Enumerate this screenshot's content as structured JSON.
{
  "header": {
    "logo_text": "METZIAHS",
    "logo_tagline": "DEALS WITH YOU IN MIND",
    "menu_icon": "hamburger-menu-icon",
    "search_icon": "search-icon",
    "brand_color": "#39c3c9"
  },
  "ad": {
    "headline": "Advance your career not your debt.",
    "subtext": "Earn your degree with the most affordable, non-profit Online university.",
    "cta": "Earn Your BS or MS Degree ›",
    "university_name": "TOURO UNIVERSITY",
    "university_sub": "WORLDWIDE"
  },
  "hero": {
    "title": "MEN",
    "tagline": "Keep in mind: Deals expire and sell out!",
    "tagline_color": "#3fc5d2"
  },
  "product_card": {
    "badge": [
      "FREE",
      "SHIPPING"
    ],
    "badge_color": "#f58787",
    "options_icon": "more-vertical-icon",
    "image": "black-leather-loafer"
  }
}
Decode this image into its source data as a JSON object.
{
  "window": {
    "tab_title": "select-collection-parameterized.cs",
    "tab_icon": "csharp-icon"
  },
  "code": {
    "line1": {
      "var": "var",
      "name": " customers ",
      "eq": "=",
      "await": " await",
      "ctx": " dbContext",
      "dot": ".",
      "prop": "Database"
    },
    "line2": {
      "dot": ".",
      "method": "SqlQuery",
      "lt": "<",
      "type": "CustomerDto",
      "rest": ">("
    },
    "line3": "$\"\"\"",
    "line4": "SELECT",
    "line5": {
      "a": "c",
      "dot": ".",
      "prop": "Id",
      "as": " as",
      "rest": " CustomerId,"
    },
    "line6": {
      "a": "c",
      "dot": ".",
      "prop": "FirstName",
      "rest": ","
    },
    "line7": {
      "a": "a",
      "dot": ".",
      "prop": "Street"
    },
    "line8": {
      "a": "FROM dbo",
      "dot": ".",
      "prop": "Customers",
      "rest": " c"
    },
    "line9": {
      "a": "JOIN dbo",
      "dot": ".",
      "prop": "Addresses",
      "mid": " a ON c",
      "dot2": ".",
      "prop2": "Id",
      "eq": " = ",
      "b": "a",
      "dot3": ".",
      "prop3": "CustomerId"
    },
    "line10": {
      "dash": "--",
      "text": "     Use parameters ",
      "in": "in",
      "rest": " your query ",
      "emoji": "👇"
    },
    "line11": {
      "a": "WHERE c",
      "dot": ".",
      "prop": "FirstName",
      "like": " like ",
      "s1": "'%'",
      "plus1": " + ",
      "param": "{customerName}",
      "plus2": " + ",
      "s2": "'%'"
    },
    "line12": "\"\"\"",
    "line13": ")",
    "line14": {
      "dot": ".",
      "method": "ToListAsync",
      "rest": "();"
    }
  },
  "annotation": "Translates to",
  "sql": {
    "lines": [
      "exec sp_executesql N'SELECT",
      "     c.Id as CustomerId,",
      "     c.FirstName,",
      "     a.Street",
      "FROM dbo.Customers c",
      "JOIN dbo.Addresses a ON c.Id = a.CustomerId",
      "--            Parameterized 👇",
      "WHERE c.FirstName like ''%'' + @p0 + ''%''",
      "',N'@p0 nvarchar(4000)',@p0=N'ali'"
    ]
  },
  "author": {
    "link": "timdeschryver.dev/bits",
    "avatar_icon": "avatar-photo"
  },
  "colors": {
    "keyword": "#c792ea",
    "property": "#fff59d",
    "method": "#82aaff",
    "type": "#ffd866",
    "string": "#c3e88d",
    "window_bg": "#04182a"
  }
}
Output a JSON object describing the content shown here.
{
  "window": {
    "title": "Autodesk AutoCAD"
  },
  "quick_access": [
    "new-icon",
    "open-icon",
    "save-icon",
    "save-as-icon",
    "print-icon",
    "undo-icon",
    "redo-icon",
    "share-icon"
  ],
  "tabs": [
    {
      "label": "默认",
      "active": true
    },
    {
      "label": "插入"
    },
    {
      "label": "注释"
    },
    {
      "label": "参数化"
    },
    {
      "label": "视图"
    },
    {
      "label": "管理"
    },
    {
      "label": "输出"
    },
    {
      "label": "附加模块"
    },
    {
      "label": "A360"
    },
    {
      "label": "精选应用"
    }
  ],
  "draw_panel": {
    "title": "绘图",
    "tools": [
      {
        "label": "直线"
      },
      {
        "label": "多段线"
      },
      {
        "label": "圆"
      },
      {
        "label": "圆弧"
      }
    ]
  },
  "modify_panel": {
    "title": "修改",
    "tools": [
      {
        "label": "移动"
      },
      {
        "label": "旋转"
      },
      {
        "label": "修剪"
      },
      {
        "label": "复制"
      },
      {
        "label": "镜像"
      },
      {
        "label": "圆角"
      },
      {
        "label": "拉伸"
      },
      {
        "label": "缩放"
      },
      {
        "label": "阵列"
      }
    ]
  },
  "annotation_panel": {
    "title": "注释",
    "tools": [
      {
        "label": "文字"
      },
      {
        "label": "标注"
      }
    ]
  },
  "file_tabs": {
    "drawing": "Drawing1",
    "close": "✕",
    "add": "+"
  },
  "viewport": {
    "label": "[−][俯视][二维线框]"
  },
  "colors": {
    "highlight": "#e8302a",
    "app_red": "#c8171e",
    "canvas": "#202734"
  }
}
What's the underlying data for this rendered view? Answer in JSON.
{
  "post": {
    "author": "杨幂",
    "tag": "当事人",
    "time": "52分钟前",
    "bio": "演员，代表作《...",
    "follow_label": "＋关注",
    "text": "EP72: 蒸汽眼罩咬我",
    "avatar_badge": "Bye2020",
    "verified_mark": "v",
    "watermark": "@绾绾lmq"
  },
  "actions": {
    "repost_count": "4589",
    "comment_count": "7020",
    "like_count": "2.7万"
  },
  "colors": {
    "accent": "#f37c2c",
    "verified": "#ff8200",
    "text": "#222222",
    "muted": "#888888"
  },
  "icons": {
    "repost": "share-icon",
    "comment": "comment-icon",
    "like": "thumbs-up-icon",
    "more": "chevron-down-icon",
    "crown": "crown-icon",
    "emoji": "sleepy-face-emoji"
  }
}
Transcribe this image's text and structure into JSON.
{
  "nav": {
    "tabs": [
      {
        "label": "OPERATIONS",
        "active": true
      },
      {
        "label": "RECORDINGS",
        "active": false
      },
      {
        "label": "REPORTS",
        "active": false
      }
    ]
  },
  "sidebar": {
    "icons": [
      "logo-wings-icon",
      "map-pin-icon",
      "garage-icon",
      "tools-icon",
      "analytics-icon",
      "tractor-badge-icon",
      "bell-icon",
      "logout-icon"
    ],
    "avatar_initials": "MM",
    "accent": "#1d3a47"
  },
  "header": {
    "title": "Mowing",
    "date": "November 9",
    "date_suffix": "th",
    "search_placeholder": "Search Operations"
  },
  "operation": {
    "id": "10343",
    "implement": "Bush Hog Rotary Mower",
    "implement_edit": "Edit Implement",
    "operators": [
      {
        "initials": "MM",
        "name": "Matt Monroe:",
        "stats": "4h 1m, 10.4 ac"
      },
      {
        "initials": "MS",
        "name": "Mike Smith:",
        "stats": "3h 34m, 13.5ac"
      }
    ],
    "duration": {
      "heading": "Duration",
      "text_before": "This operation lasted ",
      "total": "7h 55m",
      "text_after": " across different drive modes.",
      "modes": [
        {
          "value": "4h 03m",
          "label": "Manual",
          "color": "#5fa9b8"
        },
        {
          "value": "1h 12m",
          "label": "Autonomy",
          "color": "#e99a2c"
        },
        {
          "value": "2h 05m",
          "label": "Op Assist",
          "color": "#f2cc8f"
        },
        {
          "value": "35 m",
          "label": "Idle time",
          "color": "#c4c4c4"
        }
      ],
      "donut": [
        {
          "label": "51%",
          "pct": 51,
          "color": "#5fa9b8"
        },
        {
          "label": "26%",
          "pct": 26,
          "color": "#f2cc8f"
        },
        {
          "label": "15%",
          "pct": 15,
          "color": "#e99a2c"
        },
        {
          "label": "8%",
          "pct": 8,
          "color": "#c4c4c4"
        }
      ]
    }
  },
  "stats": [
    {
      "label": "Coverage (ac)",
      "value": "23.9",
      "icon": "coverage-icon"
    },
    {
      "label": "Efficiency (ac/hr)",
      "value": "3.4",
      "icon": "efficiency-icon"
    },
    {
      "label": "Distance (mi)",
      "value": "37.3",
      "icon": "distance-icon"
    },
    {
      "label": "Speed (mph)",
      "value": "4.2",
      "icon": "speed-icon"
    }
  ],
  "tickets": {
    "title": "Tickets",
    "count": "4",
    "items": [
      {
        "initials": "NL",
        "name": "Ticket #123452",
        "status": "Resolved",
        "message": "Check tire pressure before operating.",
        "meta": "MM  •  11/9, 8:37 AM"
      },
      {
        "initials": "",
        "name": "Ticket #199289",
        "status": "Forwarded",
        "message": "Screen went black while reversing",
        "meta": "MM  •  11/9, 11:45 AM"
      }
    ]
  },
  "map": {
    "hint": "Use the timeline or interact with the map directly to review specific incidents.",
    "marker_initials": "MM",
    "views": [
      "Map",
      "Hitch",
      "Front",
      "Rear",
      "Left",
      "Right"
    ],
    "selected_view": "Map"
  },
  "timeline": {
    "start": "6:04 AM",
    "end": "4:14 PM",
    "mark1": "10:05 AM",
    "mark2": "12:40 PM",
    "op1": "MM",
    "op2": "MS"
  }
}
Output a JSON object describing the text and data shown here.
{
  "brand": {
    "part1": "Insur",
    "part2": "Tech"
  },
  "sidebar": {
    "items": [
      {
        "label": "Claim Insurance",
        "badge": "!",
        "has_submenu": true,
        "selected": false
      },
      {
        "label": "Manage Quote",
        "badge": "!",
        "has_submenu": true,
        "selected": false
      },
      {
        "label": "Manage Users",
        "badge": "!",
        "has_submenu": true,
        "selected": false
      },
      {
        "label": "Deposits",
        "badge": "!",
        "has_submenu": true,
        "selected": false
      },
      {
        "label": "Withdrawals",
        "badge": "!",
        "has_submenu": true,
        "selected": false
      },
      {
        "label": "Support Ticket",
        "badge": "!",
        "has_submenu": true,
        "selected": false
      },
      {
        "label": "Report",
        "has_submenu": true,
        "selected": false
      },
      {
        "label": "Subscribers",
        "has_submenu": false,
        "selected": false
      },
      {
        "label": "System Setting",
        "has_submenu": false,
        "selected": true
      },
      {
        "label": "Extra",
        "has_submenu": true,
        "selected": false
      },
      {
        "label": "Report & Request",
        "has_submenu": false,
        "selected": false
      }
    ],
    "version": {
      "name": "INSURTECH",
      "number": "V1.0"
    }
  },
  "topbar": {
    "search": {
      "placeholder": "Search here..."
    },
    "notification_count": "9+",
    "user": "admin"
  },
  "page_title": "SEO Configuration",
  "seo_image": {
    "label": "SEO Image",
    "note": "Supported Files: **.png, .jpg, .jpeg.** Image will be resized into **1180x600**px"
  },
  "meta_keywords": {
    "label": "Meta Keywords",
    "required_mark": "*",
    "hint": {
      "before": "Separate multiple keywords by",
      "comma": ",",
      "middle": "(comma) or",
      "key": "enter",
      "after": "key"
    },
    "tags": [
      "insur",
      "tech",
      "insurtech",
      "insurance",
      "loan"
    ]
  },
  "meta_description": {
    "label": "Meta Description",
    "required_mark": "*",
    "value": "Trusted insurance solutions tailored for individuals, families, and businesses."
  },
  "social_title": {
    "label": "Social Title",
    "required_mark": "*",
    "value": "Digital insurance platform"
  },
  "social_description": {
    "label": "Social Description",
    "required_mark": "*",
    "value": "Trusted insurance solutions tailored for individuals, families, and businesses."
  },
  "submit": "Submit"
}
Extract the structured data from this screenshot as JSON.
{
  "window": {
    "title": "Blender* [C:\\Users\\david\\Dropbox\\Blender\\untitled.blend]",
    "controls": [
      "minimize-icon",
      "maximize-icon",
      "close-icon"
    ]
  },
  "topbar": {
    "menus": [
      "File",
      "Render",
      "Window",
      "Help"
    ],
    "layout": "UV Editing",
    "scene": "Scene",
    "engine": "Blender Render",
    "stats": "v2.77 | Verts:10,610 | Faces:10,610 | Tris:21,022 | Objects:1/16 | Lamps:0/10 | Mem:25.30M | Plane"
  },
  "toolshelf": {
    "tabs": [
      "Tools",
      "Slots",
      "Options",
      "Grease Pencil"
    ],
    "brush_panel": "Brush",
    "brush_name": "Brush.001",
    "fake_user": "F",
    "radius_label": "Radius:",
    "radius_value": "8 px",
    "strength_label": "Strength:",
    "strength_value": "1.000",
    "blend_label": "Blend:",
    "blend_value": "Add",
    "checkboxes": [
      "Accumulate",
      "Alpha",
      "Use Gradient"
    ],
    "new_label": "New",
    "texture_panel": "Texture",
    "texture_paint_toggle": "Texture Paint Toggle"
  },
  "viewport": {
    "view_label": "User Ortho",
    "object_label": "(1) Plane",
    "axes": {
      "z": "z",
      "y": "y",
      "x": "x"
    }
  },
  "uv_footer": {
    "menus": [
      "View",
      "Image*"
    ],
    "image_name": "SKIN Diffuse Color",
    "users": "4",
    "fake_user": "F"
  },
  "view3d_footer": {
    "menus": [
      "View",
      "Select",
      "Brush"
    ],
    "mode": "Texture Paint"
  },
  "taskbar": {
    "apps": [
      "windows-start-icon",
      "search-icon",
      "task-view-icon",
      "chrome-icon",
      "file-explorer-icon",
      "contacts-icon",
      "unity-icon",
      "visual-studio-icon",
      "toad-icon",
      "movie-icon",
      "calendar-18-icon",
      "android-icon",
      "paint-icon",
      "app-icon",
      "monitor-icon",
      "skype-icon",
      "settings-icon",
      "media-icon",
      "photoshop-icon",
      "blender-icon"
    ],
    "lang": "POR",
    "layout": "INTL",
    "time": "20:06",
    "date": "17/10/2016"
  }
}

===

Count every line of the records that holds the string "hint". Write only the total.

▶ _Written reply_
2